→ WRITTEN INSTRUCTION
Write the data out again in full, with no departure from the original.

→ ENTRIES SHOWN
— START —
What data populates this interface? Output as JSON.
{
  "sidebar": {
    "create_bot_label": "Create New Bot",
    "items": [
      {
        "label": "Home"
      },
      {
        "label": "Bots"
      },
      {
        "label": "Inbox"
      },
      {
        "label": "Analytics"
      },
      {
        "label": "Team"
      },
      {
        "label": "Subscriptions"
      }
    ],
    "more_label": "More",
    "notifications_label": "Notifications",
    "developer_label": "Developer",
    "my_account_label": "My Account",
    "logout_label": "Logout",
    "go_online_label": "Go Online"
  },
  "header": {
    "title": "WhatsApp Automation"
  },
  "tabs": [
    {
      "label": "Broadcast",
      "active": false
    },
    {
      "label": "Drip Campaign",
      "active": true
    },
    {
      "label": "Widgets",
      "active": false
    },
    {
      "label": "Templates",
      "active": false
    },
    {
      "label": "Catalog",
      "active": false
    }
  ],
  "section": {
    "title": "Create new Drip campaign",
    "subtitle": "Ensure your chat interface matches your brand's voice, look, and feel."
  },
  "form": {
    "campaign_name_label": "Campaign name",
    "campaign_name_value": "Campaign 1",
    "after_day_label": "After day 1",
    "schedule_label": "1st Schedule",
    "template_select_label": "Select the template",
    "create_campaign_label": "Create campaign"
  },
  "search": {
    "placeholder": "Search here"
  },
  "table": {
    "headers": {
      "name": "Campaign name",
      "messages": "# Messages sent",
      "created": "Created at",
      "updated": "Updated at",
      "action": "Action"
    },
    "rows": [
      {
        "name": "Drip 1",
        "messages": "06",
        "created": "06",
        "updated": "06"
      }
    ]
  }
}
— END —
→ FULL OUTPUT
What data populates this interface? Output as JSON.
{
  "sidebar": {
    "create_bot_label": "Create New Bot",
    "items": [
      {
        "label": "Home"
      },
      {
        "label": "Bots"
      },
      {
        "label": "Inbox"
      },
      {
        "label": "Analytics"
      },
      {
        "label": "Team"
      },
      {
        "label": "Subscriptions"
      }
    ],
    "more_label": "More",
    "notifications_label": "Notifications",
    "developer_label": "Developer",
    "my_account_label": "My Account",
    "logout_label": "Logout",
    "go_online_label": "Go Online"
  },
  "header": {
    "title": "WhatsApp Automation"
  },
  "tabs": [
    {
      "label": "Broadcast",
      "active": false
    },
    {
      "label": "Drip Campaign",
      "active": true
    },
    {
      "label": "Widgets",
      "active": false
    },
    {
      "label": "Templates",
      "active": false
    },
    {
      "label": "Catalog",
      "active": false
    }
  ],
  "section": {
    "title": "Create new Drip campaign",
    "subtitle": "Ensure your chat interface matches your brand's voice, look, and feel."
  },
  "form": {
    "campaign_name_label": "Campaign name",
    "campaign_name_value": "Campaign 1",
    "after_day_label": "After day 1",
    "schedule_label": "1st Schedule",
    "template_select_label": "Select the template",
    "create_campaign_label": "Create campaign"
  },
  "search": {
    "placeholder": "Search here"
  },
  "table": {
    "headers": {
      "name": "Campaign name",
      "messages": "# Messages sent",
      "created": "Created at",
      "updated": "Updated at",
      "action": "Action"
    },
    "rows": [
      {
        "name": "Drip 1",
        "messages": "06",
        "created": "06",
        "updated": "06"
      }
    ]
  }
}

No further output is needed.